(Extracted records)
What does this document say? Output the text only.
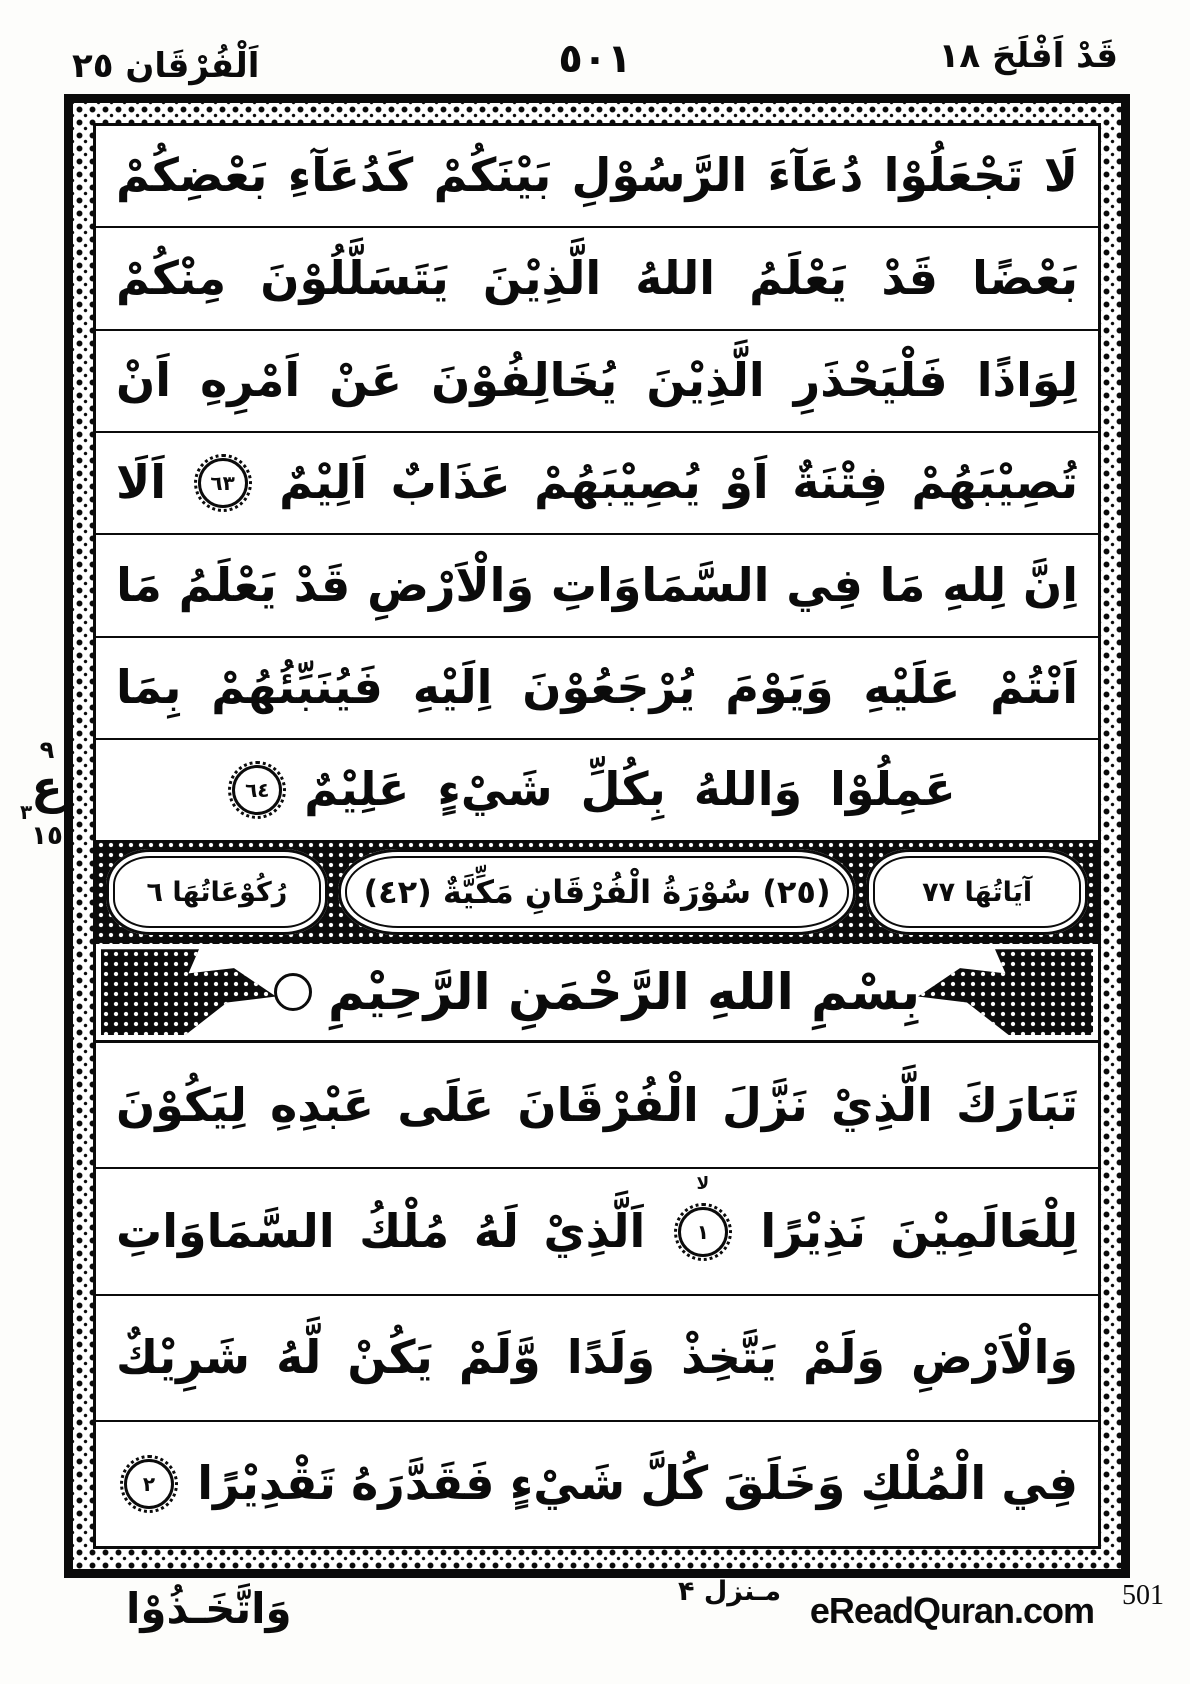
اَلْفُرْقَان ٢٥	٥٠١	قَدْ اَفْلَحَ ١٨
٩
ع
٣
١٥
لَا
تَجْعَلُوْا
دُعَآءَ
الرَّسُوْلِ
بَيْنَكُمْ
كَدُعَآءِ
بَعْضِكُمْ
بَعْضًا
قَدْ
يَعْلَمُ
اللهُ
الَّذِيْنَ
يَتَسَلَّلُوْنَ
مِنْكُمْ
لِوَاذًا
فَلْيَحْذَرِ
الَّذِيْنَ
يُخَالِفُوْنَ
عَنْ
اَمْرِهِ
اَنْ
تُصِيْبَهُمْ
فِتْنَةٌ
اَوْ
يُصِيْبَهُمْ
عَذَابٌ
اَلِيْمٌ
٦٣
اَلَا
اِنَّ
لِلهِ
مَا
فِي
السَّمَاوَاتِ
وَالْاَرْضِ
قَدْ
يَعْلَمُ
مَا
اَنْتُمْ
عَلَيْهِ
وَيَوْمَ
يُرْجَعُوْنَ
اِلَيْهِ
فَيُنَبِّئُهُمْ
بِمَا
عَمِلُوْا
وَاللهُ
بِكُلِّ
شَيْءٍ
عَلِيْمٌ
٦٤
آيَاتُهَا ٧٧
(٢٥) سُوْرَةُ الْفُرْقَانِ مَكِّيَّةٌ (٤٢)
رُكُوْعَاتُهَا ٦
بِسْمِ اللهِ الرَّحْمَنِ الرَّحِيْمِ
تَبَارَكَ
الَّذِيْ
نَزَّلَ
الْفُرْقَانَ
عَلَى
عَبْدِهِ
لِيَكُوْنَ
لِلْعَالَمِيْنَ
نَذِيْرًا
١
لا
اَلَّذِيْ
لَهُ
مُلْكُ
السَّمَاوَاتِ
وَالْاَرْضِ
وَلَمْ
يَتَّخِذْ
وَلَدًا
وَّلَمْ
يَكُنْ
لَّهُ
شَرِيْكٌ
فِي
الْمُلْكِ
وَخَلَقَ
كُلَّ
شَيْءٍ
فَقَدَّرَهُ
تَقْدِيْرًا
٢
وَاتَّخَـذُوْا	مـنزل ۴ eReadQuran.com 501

» **Exercise goal**
Your task is an exact transcription of all the data, minus the pictures.

» **Solution to this problem**
What does this document say? Output the text only.
اَلْفُرْقَان ٢٥	٥٠١	قَدْ اَفْلَحَ ١٨
٩
ع
٣
١٥
لَا
تَجْعَلُوْا
دُعَآءَ
الرَّسُوْلِ
بَيْنَكُمْ
كَدُعَآءِ
بَعْضِكُمْ
بَعْضًا
قَدْ
يَعْلَمُ
اللهُ
الَّذِيْنَ
يَتَسَلَّلُوْنَ
مِنْكُمْ
لِوَاذًا
فَلْيَحْذَرِ
الَّذِيْنَ
يُخَالِفُوْنَ
عَنْ
اَمْرِهِ
اَنْ
تُصِيْبَهُمْ
فِتْنَةٌ
اَوْ
يُصِيْبَهُمْ
عَذَابٌ
اَلِيْمٌ
٦٣
اَلَا
اِنَّ
لِلهِ
مَا
فِي
السَّمَاوَاتِ
وَالْاَرْضِ
قَدْ
يَعْلَمُ
مَا
اَنْتُمْ
عَلَيْهِ
وَيَوْمَ
يُرْجَعُوْنَ
اِلَيْهِ
فَيُنَبِّئُهُمْ
بِمَا
عَمِلُوْا
وَاللهُ
بِكُلِّ
شَيْءٍ
عَلِيْمٌ
٦٤
آيَاتُهَا ٧٧
(٢٥) سُوْرَةُ الْفُرْقَانِ مَكِّيَّةٌ (٤٢)
رُكُوْعَاتُهَا ٦
بِسْمِ اللهِ الرَّحْمَنِ الرَّحِيْمِ
تَبَارَكَ
الَّذِيْ
نَزَّلَ
الْفُرْقَانَ
عَلَى
عَبْدِهِ
لِيَكُوْنَ
لِلْعَالَمِيْنَ
نَذِيْرًا
١
لا
اَلَّذِيْ
لَهُ
مُلْكُ
السَّمَاوَاتِ
وَالْاَرْضِ
وَلَمْ
يَتَّخِذْ
وَلَدًا
وَّلَمْ
يَكُنْ
لَّهُ
شَرِيْكٌ
فِي
الْمُلْكِ
وَخَلَقَ
كُلَّ
شَيْءٍ
فَقَدَّرَهُ
تَقْدِيْرًا
٢
وَاتَّخَـذُوْا	مـنزل ۴ eReadQuran.com 501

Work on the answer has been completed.